--- begin ---
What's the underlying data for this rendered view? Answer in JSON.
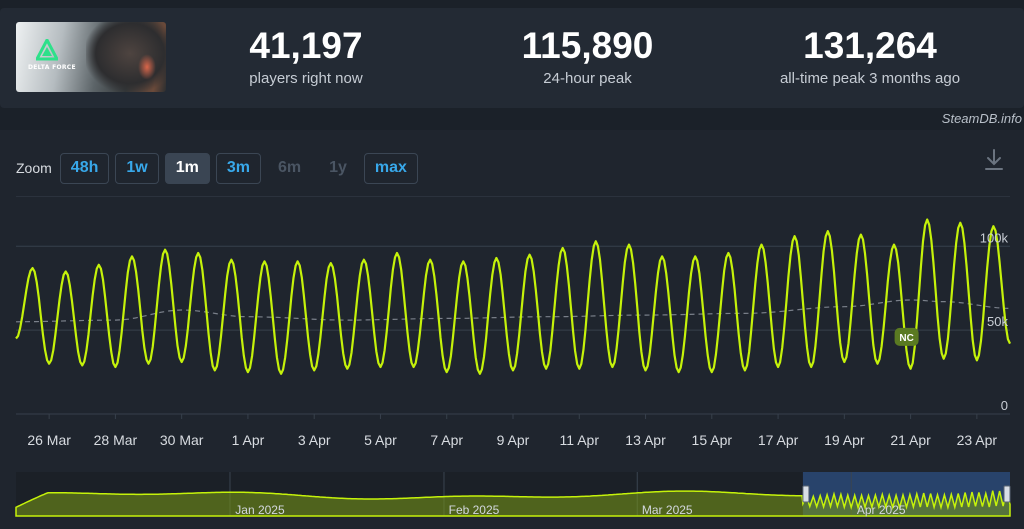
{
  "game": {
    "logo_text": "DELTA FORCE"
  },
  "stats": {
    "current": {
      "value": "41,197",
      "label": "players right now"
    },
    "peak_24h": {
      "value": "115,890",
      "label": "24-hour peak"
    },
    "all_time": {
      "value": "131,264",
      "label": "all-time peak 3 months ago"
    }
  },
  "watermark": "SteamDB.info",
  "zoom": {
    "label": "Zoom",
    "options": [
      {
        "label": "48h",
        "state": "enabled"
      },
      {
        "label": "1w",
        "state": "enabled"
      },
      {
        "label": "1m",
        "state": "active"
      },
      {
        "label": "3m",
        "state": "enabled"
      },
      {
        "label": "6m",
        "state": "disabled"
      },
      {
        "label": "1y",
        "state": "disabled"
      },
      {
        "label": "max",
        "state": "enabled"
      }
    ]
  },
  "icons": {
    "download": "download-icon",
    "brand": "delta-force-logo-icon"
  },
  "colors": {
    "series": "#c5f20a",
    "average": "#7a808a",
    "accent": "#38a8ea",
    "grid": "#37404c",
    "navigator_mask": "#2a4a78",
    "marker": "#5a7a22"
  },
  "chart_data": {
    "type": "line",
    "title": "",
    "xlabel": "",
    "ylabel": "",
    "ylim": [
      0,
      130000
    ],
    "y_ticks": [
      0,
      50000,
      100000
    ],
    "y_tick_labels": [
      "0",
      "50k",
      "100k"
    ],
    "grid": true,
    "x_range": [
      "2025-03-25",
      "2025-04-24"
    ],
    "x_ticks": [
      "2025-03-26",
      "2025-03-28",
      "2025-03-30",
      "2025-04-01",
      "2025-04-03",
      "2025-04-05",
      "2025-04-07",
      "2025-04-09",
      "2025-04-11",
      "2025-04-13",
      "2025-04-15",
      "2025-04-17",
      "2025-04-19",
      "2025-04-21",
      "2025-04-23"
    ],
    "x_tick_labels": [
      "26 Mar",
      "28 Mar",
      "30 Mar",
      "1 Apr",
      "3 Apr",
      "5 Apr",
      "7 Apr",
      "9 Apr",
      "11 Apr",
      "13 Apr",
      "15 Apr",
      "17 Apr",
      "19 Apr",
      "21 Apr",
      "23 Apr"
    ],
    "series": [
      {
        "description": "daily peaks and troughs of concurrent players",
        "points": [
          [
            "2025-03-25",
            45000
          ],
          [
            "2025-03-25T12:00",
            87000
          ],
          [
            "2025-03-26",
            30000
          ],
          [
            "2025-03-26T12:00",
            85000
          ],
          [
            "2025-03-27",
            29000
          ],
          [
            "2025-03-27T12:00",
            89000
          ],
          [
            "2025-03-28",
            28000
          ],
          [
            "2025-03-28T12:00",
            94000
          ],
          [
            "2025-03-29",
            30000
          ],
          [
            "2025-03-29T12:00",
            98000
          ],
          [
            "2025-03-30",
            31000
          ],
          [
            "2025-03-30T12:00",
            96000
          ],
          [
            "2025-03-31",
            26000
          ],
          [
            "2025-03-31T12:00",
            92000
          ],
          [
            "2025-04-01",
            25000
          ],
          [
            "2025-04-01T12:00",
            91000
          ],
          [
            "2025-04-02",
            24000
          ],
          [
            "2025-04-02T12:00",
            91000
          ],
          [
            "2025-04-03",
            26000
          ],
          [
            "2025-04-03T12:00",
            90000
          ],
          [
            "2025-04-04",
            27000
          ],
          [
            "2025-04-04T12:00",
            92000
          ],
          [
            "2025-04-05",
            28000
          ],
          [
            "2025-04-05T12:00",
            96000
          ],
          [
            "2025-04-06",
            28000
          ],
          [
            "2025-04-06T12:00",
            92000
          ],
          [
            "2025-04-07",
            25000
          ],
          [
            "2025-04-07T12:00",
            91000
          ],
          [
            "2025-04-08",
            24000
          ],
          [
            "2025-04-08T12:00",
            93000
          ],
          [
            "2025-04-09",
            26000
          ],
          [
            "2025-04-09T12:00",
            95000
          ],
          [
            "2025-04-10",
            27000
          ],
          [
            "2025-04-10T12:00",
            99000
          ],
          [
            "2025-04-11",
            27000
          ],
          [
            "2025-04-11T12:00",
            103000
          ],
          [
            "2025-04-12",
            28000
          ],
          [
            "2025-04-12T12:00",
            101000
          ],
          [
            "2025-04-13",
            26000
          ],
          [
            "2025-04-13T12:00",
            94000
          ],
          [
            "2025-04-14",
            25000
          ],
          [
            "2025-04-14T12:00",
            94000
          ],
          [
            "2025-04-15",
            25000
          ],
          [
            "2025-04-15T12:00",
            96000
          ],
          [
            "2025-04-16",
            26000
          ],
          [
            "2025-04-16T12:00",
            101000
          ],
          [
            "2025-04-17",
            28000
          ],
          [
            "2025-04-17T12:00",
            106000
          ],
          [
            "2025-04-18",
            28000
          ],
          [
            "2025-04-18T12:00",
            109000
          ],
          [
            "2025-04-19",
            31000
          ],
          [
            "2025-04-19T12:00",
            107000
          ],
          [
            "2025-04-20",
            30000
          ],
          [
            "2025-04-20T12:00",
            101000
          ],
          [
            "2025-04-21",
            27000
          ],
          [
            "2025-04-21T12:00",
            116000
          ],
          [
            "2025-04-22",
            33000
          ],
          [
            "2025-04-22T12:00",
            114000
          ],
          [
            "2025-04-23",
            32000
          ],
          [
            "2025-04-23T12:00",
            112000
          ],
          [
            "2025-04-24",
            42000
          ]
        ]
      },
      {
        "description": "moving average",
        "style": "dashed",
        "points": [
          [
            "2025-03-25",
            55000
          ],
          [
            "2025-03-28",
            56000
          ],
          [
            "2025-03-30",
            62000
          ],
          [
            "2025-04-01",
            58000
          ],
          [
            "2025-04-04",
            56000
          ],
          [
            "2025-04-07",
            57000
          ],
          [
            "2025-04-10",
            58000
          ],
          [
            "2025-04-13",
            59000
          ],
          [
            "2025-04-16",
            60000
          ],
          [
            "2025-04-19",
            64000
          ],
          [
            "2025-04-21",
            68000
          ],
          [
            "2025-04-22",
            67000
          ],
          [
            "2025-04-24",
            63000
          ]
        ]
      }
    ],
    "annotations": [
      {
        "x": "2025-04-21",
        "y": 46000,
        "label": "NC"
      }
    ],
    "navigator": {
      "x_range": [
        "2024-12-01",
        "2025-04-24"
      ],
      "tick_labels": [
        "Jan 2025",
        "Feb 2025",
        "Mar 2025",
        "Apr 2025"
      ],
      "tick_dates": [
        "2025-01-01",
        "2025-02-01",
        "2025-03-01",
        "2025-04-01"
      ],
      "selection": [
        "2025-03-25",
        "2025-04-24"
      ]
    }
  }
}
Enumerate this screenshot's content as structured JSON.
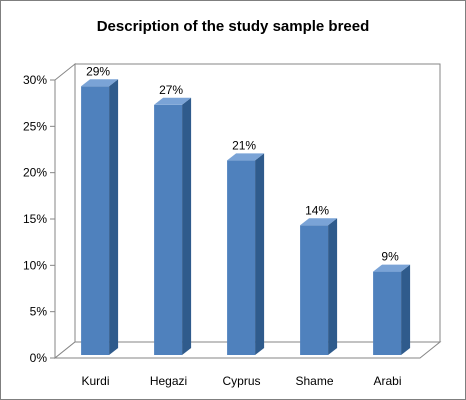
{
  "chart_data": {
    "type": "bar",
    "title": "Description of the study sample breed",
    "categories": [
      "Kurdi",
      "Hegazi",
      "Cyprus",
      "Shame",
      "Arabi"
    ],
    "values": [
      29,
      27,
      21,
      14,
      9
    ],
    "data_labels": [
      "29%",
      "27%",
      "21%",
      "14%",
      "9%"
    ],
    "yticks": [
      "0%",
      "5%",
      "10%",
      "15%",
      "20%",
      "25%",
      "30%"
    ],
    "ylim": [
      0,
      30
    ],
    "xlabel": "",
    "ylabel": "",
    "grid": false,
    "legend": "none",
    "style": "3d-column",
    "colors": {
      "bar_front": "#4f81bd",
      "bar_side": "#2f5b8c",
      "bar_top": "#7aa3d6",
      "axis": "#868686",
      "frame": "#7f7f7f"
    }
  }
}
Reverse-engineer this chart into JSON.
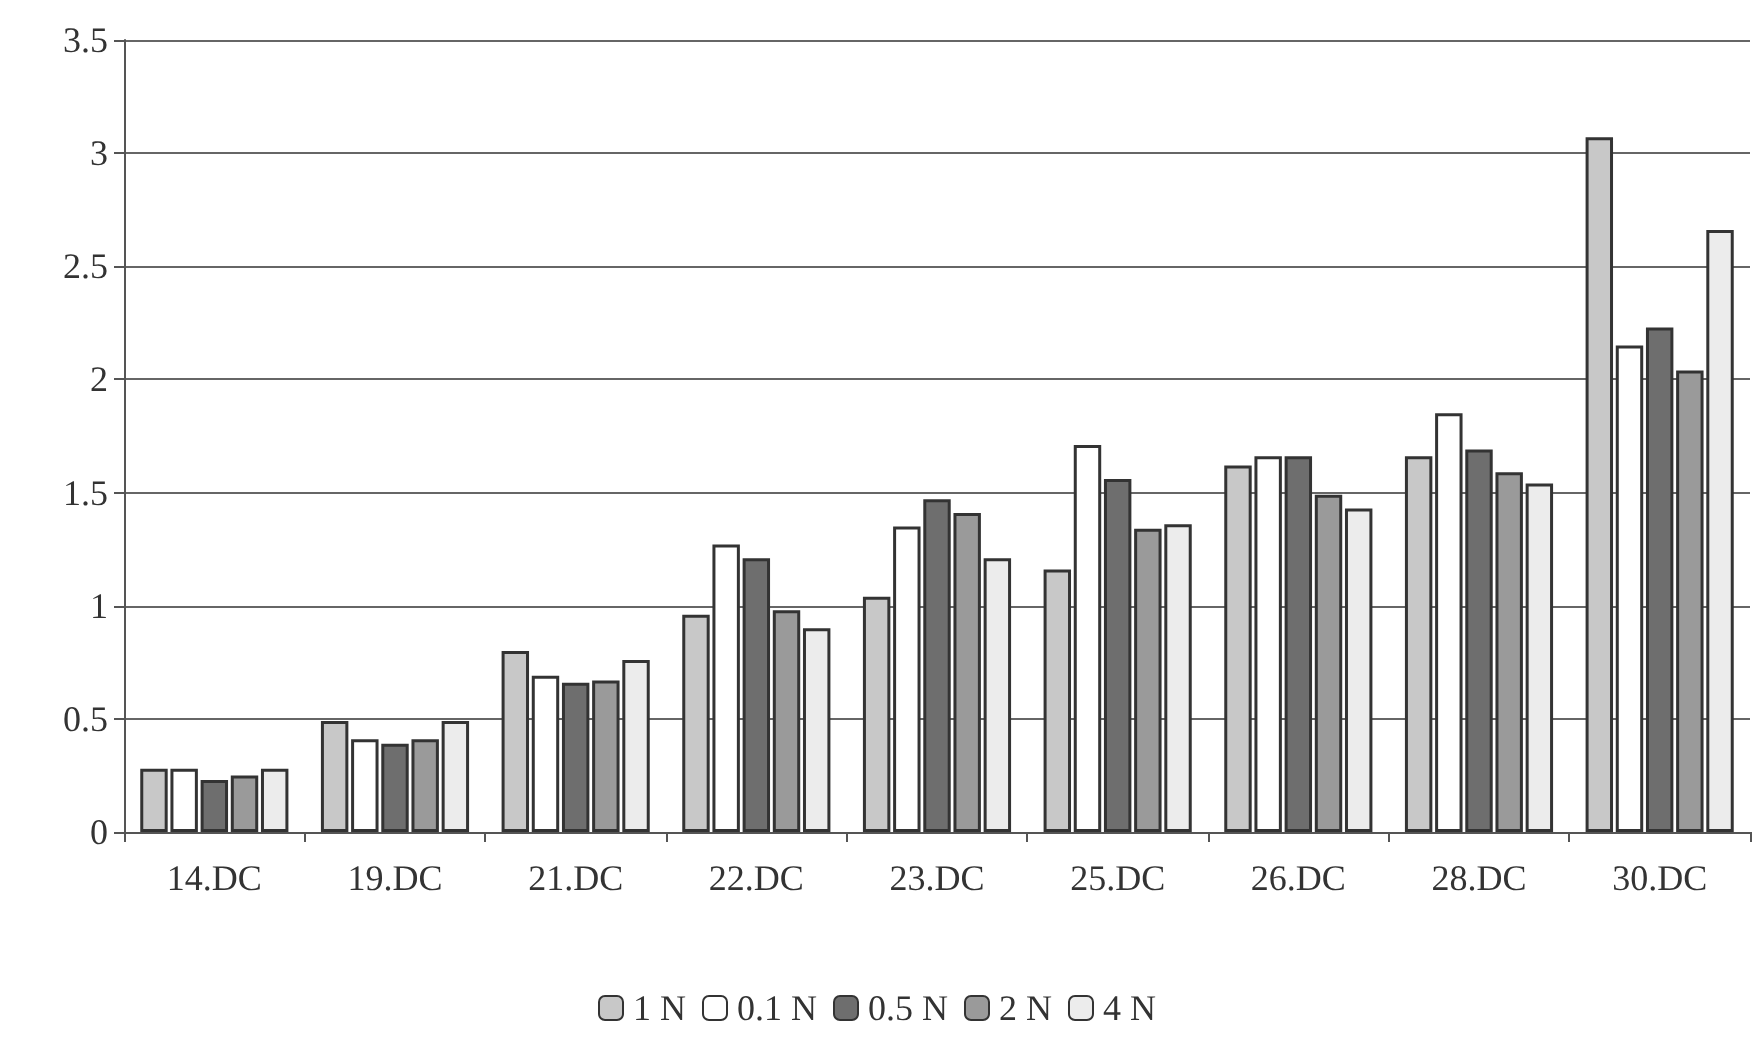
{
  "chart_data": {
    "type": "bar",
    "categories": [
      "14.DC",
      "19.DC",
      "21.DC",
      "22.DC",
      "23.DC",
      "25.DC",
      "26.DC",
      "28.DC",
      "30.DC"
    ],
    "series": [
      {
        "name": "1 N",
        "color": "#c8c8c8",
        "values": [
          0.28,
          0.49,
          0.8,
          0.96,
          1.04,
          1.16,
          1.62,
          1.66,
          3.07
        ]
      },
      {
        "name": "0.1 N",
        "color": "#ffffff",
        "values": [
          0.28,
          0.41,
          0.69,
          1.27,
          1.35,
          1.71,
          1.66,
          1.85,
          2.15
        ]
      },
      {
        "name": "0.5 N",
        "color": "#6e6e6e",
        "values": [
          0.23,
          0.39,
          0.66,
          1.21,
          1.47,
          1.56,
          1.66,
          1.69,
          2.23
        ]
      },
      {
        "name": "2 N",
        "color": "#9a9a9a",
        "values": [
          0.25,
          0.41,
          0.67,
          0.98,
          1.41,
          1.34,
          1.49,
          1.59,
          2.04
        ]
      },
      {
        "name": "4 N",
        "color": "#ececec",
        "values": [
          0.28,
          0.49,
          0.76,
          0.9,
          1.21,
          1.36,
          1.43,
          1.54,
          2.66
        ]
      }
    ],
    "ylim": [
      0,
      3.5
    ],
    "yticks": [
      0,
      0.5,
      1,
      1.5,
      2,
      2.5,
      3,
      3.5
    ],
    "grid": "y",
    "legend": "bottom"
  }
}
--- end ---
Task statement. Reply with the number of lines in the data that include the string "grid" and nothing else.

Response. 4